● **EXCERPTED RECORDS**
──────────

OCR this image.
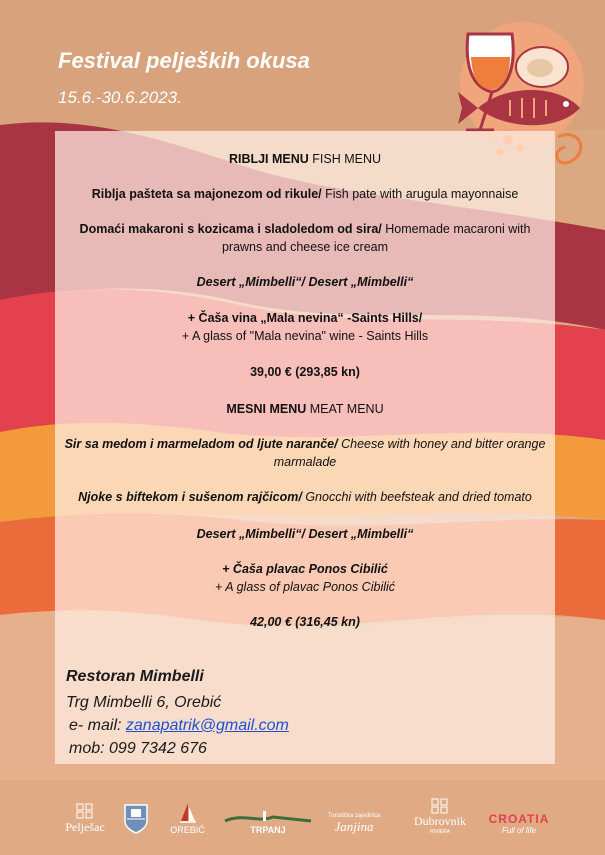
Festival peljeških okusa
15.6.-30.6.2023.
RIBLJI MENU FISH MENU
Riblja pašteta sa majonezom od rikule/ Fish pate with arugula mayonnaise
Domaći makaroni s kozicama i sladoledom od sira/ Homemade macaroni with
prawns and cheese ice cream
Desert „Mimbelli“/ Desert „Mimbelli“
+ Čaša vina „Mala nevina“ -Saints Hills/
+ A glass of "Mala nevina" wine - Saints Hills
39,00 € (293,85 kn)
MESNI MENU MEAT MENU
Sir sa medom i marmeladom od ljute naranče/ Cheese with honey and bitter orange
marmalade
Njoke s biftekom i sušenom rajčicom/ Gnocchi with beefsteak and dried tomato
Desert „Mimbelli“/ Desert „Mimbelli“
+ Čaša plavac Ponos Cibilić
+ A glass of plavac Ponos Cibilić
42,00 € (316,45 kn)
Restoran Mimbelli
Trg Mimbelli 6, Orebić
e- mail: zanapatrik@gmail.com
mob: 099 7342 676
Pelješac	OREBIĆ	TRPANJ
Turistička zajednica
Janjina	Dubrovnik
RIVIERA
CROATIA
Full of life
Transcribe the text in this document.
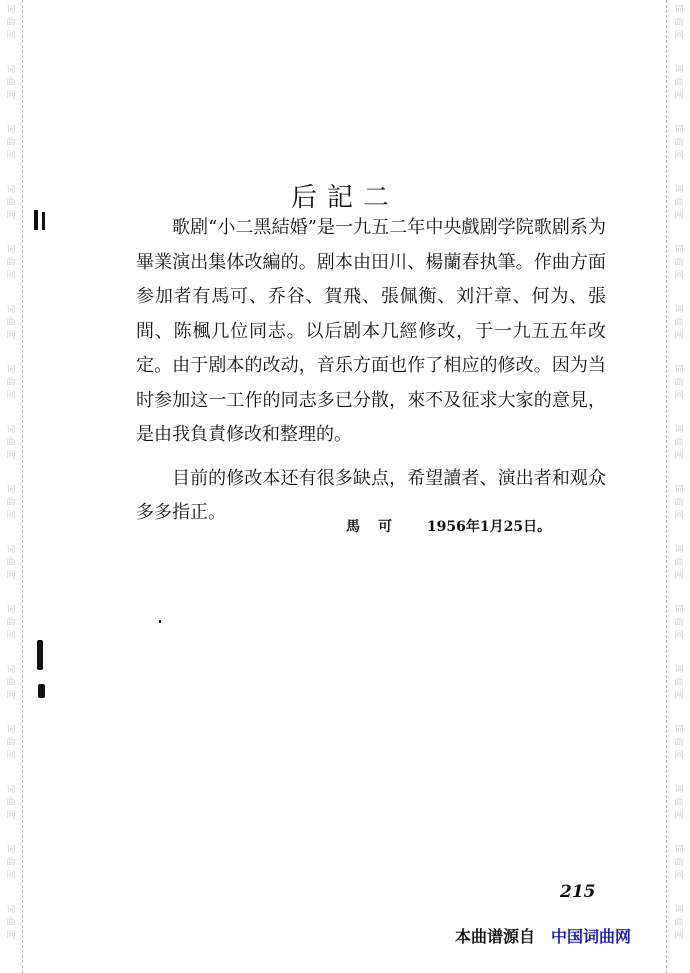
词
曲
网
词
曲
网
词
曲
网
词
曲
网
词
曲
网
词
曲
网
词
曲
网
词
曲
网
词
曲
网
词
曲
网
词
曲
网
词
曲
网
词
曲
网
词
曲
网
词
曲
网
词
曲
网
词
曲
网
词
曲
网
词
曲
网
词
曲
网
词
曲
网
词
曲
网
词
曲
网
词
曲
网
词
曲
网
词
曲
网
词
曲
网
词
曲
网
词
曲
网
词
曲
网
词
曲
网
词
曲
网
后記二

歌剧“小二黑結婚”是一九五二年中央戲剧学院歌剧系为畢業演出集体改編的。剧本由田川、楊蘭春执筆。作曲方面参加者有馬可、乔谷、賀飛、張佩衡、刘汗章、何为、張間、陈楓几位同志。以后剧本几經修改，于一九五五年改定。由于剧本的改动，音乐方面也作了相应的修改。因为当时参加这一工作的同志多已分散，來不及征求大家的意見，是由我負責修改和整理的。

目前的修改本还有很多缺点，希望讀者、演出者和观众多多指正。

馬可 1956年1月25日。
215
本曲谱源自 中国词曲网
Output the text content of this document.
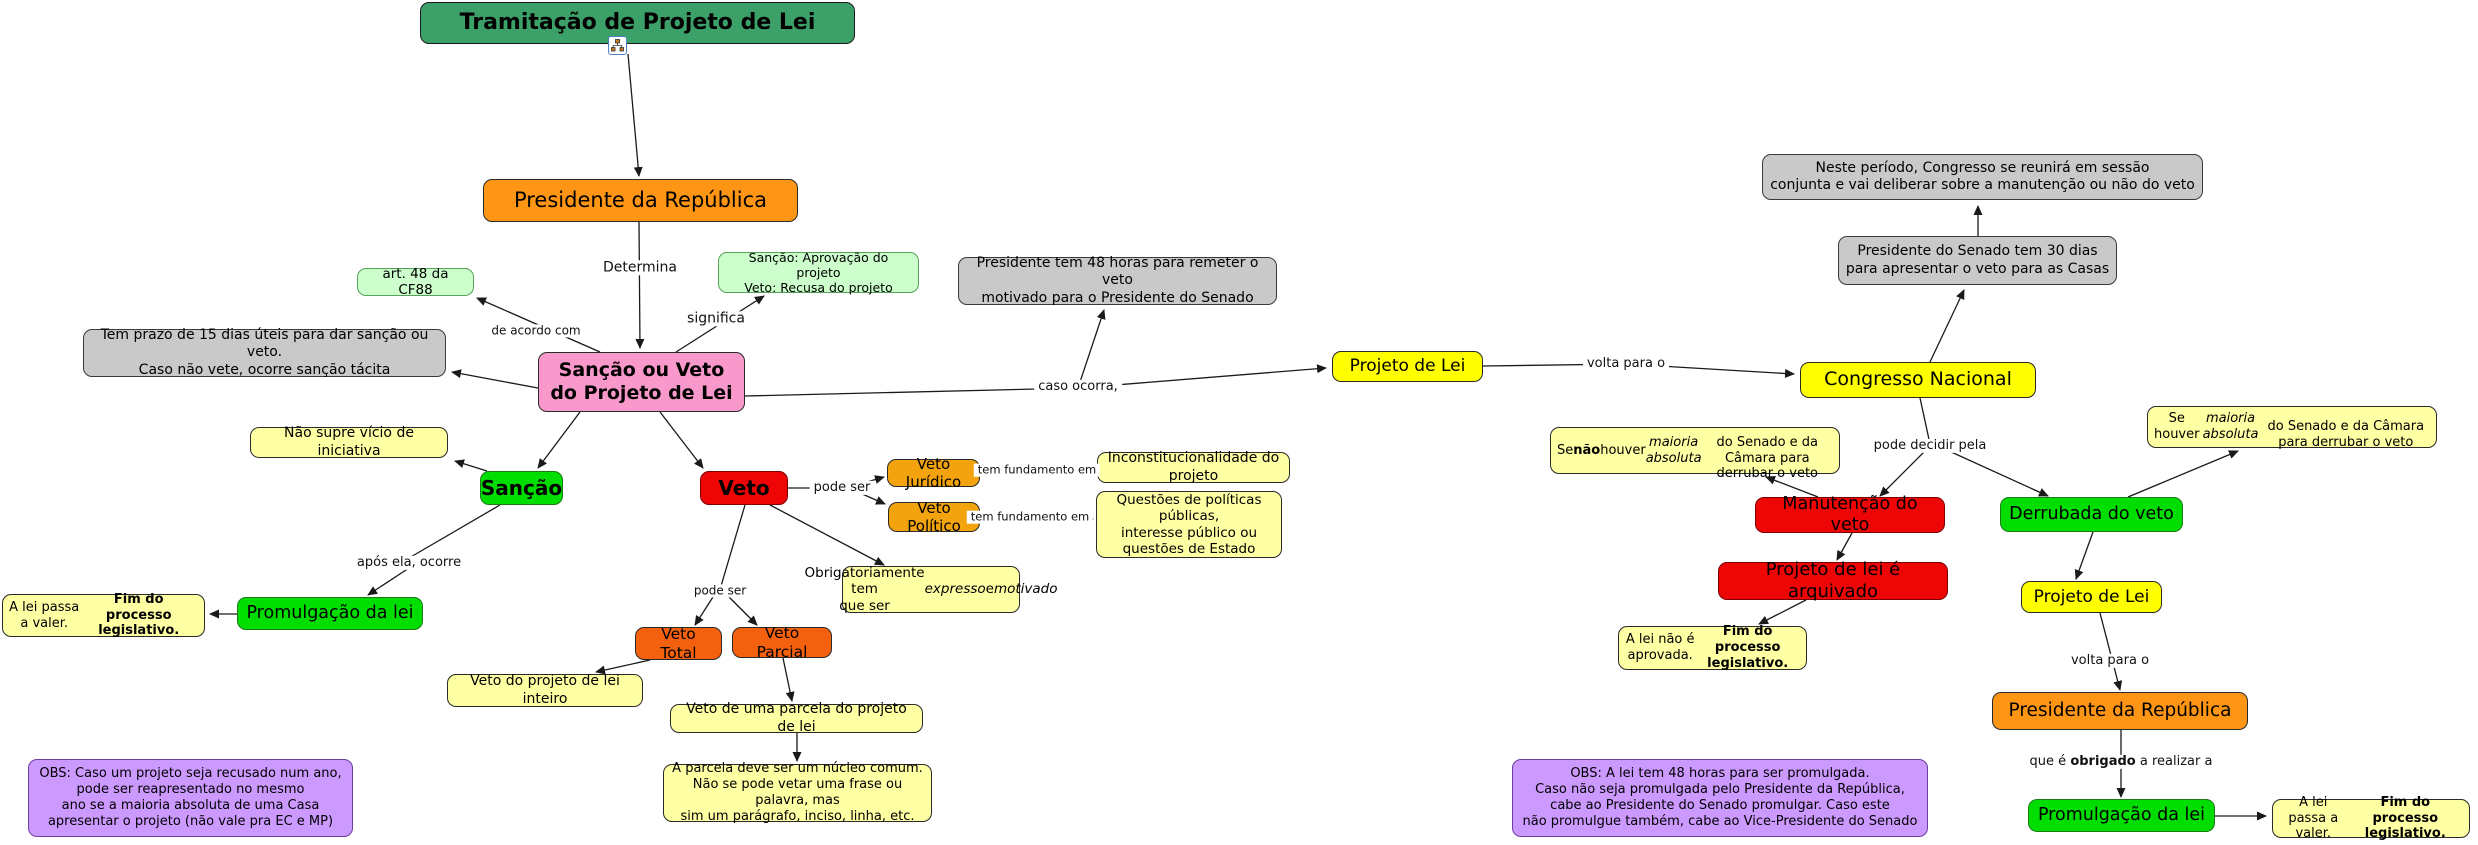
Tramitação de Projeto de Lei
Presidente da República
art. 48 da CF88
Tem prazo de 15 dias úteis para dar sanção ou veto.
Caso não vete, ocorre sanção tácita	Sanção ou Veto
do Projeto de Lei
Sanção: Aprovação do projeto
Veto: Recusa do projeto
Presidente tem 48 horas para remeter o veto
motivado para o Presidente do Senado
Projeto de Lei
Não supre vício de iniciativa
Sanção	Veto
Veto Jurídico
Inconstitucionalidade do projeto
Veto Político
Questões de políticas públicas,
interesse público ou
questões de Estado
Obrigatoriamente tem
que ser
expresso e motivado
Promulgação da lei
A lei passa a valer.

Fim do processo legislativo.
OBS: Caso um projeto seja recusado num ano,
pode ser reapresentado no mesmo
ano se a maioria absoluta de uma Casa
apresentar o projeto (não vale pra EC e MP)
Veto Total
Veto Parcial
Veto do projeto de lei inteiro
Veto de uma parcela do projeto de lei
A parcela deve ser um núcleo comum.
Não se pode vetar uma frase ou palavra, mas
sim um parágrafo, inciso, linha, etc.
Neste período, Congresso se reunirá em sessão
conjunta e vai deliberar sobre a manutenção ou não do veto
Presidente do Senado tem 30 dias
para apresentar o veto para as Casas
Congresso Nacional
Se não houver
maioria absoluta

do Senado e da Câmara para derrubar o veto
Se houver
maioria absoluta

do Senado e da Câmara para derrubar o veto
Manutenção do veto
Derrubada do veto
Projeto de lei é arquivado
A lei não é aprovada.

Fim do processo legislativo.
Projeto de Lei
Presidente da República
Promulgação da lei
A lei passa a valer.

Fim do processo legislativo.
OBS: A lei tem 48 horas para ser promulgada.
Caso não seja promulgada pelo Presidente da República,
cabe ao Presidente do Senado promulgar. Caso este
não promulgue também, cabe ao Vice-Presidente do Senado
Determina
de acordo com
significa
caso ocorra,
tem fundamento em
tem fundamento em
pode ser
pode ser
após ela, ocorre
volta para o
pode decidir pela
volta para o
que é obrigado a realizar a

──────────

● **YOUR TASK**
Transcribe the full listing above exactly, with the images removed.

● **COMPLETE RESPONSE**
OCR this image.
Festival peljeških okusa
15.6.-30.6.2023.
RIBLJI MENU FISH MENU
Riblja pašteta sa majonezom od rikule/ Fish pate with arugula mayonnaise
Domaći makaroni s kozicama i sladoledom od sira/ Homemade macaroni with
prawns and cheese ice cream
Desert „Mimbelli“/ Desert „Mimbelli“
+ Čaša vina „Mala nevina“ -Saints Hills/
+ A glass of "Mala nevina" wine - Saints Hills
39,00 € (293,85 kn)
MESNI MENU MEAT MENU
Sir sa medom i marmeladom od ljute naranče/ Cheese with honey and bitter orange
marmalade
Njoke s biftekom i sušenom rajčicom/ Gnocchi with beefsteak and dried tomato
Desert „Mimbelli“/ Desert „Mimbelli“
+ Čaša plavac Ponos Cibilić
+ A glass of plavac Ponos Cibilić
42,00 € (316,45 kn)
Restoran Mimbelli
Trg Mimbelli 6, Orebić
e- mail: zanapatrik@gmail.com
mob: 099 7342 676
Pelješac	OREBIĆ	TRPANJ
Turistička zajednica
Janjina	Dubrovnik
RIVIERA
CROATIA
Full of life
Transcribe the text in this document.
词
曲
网
词
曲
网
词
曲
网
词
曲
网
词
曲
网
词
曲
网
词
曲
网
词
曲
网
词
曲
网
词
曲
网
词
曲
网
词
曲
网
词
曲
网
词
曲
网
词
曲
网
词
曲
网
词
曲
网
词
曲
网
词
曲
网
词
曲
网
词
曲
网
词
曲
网
词
曲
网
词
曲
网
词
曲
网
词
曲
网
词
曲
网
词
曲
网
词
曲
网
词
曲
网
词
曲
网
词
曲
网
后記二

歌剧“小二黑結婚”是一九五二年中央戲剧学院歌剧系为畢業演出集体改編的。剧本由田川、楊蘭春执筆。作曲方面参加者有馬可、乔谷、賀飛、張佩衡、刘汗章、何为、張間、陈楓几位同志。以后剧本几經修改，于一九五五年改定。由于剧本的改动，音乐方面也作了相应的修改。因为当时参加这一工作的同志多已分散，來不及征求大家的意見，是由我負責修改和整理的。

目前的修改本还有很多缺点，希望讀者、演出者和观众多多指正。

馬可 1956年1月25日。
215
本曲谱源自 中国词曲网
Output the text content of this document.
Tramitação de Projeto de Lei
Presidente da República
art. 48 da CF88
Tem prazo de 15 dias úteis para dar sanção ou veto.
Caso não vete, ocorre sanção tácita	Sanção ou Veto
do Projeto de Lei
Sanção: Aprovação do projeto
Veto: Recusa do projeto
Presidente tem 48 horas para remeter o veto
motivado para o Presidente do Senado
Projeto de Lei
Não supre vício de iniciativa
Sanção	Veto
Veto Jurídico
Inconstitucionalidade do projeto
Veto Político
Questões de políticas públicas,
interesse público ou
questões de Estado
Obrigatoriamente tem
que ser
expresso e motivado
Promulgação da lei
A lei passa a valer.

Fim do processo legislativo.
OBS: Caso um projeto seja recusado num ano,
pode ser reapresentado no mesmo
ano se a maioria absoluta de uma Casa
apresentar o projeto (não vale pra EC e MP)
Veto Total
Veto Parcial
Veto do projeto de lei inteiro
Veto de uma parcela do projeto de lei
A parcela deve ser um núcleo comum.
Não se pode vetar uma frase ou palavra, mas
sim um parágrafo, inciso, linha, etc.
Neste período, Congresso se reunirá em sessão
conjunta e vai deliberar sobre a manutenção ou não do veto
Presidente do Senado tem 30 dias
para apresentar o veto para as Casas
Congresso Nacional
Se não houver
maioria absoluta

do Senado e da Câmara para derrubar o veto
Se houver
maioria absoluta

do Senado e da Câmara para derrubar o veto
Manutenção do veto
Derrubada do veto
Projeto de lei é arquivado
A lei não é aprovada.

Fim do processo legislativo.
Projeto de Lei
Presidente da República
Promulgação da lei
A lei passa a valer.

Fim do processo legislativo.
OBS: A lei tem 48 horas para ser promulgada.
Caso não seja promulgada pelo Presidente da República,
cabe ao Presidente do Senado promulgar. Caso este
não promulgue também, cabe ao Vice-Presidente do Senado
Determina
de acordo com
significa
caso ocorra,
tem fundamento em
tem fundamento em
pode ser
pode ser
após ela, ocorre
volta para o
pode decidir pela
volta para o
que é obrigado a realizar a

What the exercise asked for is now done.